***** DATA *****
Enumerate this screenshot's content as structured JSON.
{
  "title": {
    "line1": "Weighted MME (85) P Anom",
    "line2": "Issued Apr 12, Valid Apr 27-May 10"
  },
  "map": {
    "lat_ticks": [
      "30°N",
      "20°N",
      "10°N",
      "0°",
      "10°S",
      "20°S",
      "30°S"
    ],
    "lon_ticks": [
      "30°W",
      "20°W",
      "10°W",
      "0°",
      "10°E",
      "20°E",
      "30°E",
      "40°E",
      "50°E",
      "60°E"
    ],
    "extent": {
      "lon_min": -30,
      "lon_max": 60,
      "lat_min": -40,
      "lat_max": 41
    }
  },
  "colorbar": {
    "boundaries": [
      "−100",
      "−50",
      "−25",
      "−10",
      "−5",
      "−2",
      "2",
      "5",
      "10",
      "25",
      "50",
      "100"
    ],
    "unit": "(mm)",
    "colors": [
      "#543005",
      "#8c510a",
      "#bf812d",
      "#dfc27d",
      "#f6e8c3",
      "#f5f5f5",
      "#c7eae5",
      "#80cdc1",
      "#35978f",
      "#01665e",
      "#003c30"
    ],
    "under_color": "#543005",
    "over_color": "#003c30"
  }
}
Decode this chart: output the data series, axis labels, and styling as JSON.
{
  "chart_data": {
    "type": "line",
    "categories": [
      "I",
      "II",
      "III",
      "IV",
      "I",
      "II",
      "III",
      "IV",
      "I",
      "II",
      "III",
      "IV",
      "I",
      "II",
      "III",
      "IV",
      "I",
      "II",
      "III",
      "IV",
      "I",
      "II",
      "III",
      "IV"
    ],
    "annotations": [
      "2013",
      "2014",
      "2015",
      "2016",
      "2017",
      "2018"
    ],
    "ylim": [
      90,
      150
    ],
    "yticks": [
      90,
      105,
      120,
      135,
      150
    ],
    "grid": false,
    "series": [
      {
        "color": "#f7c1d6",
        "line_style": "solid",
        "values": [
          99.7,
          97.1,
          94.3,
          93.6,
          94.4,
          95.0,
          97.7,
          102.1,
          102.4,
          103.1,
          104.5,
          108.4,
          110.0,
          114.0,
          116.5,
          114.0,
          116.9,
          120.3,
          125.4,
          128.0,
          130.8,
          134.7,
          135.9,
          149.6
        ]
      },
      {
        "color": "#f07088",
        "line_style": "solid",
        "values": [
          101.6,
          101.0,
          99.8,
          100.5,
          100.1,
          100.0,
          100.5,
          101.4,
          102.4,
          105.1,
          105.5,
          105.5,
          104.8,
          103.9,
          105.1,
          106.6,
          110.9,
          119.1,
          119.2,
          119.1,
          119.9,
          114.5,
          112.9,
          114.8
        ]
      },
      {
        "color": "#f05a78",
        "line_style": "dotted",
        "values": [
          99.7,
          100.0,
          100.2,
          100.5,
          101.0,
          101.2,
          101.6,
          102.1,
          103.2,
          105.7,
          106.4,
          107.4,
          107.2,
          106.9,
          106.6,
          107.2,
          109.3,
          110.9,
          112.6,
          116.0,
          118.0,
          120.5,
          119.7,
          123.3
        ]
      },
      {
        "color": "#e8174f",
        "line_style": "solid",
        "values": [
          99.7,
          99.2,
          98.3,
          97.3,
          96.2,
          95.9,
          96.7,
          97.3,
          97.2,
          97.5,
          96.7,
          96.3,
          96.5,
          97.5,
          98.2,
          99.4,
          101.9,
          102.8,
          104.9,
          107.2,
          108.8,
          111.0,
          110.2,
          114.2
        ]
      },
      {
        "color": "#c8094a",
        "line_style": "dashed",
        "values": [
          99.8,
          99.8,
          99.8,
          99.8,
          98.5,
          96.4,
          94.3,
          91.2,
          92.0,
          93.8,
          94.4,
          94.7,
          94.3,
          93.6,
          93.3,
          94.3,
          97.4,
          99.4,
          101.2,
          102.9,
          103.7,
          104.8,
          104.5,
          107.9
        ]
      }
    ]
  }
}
*****
# [TASK TO COMPLETE]
From the data above, copy each line that has the string "series".

# [FINAL RESULT]
Decode this chart: output the data series, axis labels, and styling as JSON.
    "series": [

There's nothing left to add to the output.